Recorded data
· · ·

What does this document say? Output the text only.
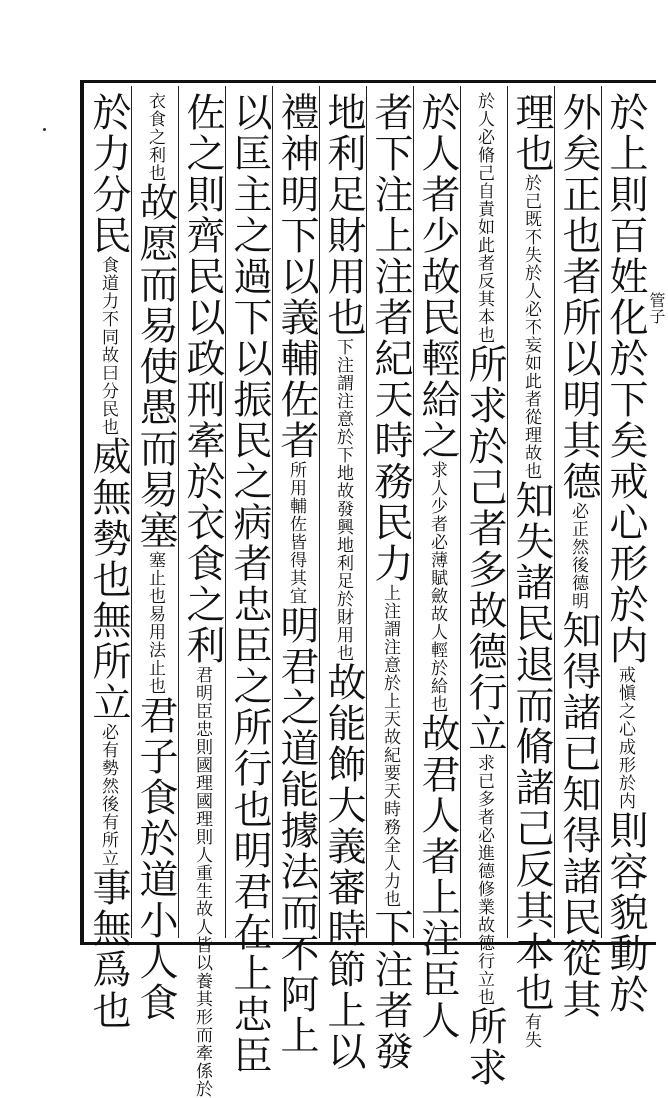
於上則百姓化於下矣戒心形於内戒愼之心成形於内則容貌動於
外矣正也者所以明其德必正然後德明知得諸已知得諸民從其
理也於己既不失於人必不妄如此者從理故也知失諸民退而脩諸己反其本也有失
於人必脩己自責如此者反其本也所求於己者多故德行立求已多者必進德修業故德行立也所求
於人者少故民輕給之求人少者必薄賦斂故人輕於給也故君人者上注臣人
者下注上注者紀天時務民力上注謂注意於上天故紀要天時務全人力也下注者發
地利足財用也下注謂注意於下地故發興地利足於財用也故能飾大義審時節上以
禮神明下以義輔佐者所用輔佐皆得其宜明君之道能據法而不阿上
以匡主之過下以振民之病者忠臣之所行也明君在上忠臣
佐之則齊民以政刑牽於衣食之利君明臣忠則國理國理則人重生故人皆以養其形而牽係於
衣食之利也故愿而易使愚而易塞塞止也易用法止也君子食於道小人食
於力分民食道力不同故曰分民也威無勢也無所立必有勢然後有所立事無爲也
管子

· · ·

Each entry should be repeated exactly as it appears; the pictures stay out.

What does this document say? Output the text only.
於上則百姓化於下矣戒心形於内戒愼之心成形於内則容貌動於
外矣正也者所以明其德必正然後德明知得諸已知得諸民從其
理也於己既不失於人必不妄如此者從理故也知失諸民退而脩諸己反其本也有失
於人必脩己自責如此者反其本也所求於己者多故德行立求已多者必進德修業故德行立也所求
於人者少故民輕給之求人少者必薄賦斂故人輕於給也故君人者上注臣人
者下注上注者紀天時務民力上注謂注意於上天故紀要天時務全人力也下注者發
地利足財用也下注謂注意於下地故發興地利足於財用也故能飾大義審時節上以
禮神明下以義輔佐者所用輔佐皆得其宜明君之道能據法而不阿上
以匡主之過下以振民之病者忠臣之所行也明君在上忠臣
佐之則齊民以政刑牽於衣食之利君明臣忠則國理國理則人重生故人皆以養其形而牽係於
衣食之利也故愿而易使愚而易塞塞止也易用法止也君子食於道小人食
於力分民食道力不同故曰分民也威無勢也無所立必有勢然後有所立事無爲也
管子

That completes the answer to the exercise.